- **The exercise**:
Collect all lines containing the word "документацией" from the data.
◇ ◇ ◇ ◇ ◇ ◇ ◇
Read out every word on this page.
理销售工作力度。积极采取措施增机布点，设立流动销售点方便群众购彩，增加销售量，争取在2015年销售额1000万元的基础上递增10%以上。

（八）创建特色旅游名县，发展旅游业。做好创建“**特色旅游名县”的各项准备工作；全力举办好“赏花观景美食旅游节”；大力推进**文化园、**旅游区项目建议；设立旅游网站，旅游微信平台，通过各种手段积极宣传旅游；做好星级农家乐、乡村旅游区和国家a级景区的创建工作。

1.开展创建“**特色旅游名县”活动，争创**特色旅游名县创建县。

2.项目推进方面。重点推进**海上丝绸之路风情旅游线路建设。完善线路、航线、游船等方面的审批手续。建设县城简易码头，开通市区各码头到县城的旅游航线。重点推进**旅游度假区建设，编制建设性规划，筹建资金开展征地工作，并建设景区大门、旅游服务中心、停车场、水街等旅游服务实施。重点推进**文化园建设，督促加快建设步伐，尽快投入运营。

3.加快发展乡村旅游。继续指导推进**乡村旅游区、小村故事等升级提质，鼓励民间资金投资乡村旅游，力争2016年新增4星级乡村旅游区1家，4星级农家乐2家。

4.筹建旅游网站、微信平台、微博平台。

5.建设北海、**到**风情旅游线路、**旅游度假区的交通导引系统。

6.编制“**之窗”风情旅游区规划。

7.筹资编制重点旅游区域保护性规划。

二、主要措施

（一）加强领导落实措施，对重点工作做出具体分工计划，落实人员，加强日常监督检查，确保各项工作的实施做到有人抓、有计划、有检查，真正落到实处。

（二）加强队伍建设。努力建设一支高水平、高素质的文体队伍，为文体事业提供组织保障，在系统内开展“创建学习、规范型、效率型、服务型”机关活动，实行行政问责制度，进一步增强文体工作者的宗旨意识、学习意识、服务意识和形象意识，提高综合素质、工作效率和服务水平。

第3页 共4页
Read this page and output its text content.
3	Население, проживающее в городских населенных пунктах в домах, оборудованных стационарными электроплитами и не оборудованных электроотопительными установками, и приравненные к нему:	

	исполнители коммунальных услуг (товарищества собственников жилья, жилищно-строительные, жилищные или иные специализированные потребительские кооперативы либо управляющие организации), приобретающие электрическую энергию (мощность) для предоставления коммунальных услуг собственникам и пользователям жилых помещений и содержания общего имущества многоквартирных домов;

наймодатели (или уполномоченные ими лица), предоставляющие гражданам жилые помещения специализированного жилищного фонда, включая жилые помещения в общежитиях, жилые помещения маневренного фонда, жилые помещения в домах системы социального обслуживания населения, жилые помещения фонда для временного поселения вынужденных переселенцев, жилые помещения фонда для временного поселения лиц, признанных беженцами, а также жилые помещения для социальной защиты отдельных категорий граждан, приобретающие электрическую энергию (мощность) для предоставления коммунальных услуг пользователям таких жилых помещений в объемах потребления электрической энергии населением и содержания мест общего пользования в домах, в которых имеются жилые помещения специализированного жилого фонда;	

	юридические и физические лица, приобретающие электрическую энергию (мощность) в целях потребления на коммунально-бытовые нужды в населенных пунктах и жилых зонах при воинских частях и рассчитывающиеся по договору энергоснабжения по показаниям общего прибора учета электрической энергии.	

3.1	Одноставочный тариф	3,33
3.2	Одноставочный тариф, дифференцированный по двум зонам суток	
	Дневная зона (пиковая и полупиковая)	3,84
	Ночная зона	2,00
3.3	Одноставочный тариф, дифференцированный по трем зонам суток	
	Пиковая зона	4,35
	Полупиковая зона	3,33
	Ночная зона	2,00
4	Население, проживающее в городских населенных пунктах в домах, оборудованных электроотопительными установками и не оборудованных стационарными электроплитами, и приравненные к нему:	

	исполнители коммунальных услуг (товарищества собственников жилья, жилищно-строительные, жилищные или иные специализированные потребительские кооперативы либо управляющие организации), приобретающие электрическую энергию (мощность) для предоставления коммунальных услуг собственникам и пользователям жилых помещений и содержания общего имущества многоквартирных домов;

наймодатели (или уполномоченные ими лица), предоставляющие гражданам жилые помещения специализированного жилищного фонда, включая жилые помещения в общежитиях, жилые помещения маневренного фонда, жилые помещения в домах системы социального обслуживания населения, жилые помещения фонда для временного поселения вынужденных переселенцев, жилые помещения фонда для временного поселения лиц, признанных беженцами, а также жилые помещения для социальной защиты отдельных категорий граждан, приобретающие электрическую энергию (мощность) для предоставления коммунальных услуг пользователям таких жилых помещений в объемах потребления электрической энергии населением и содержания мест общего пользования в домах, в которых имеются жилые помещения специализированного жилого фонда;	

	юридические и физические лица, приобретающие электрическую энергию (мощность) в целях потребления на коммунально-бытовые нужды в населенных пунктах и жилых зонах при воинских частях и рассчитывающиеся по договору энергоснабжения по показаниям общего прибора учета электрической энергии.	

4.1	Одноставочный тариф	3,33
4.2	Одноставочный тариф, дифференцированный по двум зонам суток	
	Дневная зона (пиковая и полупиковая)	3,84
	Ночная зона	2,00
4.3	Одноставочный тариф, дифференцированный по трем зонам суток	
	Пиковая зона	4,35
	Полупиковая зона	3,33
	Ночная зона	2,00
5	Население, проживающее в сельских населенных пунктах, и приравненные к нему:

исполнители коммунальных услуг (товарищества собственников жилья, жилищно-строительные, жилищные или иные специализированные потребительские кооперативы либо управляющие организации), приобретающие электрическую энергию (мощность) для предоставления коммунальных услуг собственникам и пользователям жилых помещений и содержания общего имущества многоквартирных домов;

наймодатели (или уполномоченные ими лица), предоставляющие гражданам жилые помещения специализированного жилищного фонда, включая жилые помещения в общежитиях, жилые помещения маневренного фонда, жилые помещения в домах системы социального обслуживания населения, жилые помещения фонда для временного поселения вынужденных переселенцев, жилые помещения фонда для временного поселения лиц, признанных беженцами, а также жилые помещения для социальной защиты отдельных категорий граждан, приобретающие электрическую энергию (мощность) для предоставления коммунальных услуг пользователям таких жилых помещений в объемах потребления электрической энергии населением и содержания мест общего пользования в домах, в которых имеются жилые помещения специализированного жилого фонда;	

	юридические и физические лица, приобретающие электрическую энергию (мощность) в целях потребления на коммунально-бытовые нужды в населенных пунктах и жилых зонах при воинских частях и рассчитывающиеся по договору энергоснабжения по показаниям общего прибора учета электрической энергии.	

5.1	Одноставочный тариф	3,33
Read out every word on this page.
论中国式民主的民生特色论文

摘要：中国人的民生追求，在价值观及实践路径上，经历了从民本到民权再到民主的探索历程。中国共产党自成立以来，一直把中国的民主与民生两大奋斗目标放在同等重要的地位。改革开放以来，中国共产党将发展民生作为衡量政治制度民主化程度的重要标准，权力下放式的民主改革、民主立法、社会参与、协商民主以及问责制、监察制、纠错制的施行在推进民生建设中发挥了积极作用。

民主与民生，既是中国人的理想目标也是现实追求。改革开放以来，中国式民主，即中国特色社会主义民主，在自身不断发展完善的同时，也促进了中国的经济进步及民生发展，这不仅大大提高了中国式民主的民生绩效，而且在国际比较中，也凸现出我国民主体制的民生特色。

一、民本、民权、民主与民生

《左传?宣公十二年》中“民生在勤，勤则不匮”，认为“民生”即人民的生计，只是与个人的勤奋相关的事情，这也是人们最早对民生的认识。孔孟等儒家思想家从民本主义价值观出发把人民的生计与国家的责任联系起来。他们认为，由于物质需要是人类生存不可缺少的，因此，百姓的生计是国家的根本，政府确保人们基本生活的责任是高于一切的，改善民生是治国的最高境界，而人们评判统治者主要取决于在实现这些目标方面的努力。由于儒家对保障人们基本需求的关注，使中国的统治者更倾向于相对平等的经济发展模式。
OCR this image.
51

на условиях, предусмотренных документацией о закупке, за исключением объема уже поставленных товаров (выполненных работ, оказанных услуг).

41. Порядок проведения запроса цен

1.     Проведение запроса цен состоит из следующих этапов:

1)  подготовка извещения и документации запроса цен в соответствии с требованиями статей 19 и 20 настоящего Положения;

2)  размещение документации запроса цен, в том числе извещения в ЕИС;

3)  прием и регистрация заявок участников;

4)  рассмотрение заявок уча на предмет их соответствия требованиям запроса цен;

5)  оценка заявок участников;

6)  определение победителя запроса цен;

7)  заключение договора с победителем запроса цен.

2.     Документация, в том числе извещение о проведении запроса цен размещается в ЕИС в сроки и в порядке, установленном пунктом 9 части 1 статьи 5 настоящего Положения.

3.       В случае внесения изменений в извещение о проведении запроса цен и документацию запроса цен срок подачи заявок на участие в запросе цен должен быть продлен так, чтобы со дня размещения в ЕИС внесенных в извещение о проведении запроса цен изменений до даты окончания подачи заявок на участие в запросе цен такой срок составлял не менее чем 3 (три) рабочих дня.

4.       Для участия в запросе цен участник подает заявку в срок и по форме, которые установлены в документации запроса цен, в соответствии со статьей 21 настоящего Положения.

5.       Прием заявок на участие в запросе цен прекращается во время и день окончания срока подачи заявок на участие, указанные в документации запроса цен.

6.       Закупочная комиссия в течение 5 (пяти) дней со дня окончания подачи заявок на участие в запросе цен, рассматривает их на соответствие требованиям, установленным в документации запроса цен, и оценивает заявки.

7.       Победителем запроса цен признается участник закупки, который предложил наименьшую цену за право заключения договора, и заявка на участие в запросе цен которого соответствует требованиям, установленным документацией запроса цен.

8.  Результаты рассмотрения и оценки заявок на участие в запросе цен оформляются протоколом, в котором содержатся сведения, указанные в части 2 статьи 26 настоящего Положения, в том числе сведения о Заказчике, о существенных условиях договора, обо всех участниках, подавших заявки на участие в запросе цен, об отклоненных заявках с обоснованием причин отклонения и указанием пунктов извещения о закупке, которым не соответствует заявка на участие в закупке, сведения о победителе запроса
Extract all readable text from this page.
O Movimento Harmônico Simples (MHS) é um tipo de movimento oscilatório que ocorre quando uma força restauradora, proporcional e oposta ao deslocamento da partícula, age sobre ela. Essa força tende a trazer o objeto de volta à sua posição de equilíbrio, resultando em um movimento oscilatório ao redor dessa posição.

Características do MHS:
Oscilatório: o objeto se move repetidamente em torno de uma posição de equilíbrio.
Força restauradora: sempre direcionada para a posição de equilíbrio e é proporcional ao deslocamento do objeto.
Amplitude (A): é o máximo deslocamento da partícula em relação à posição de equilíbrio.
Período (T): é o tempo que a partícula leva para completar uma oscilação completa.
◇ ◇ ◇ ◇ ◇ ◇ ◇
- **Solution to this exercise**:
на условиях, предусмотренных документацией о закупке, за исключением объема уже поставленных товаров (выполненных работ, оказанных услуг).
7.       Победителем запроса цен признается участник закупки, который предложил наименьшую цену за право заключения договора, и заявка на участие в запросе цен которого соответствует требованиям, установленным документацией запроса цен.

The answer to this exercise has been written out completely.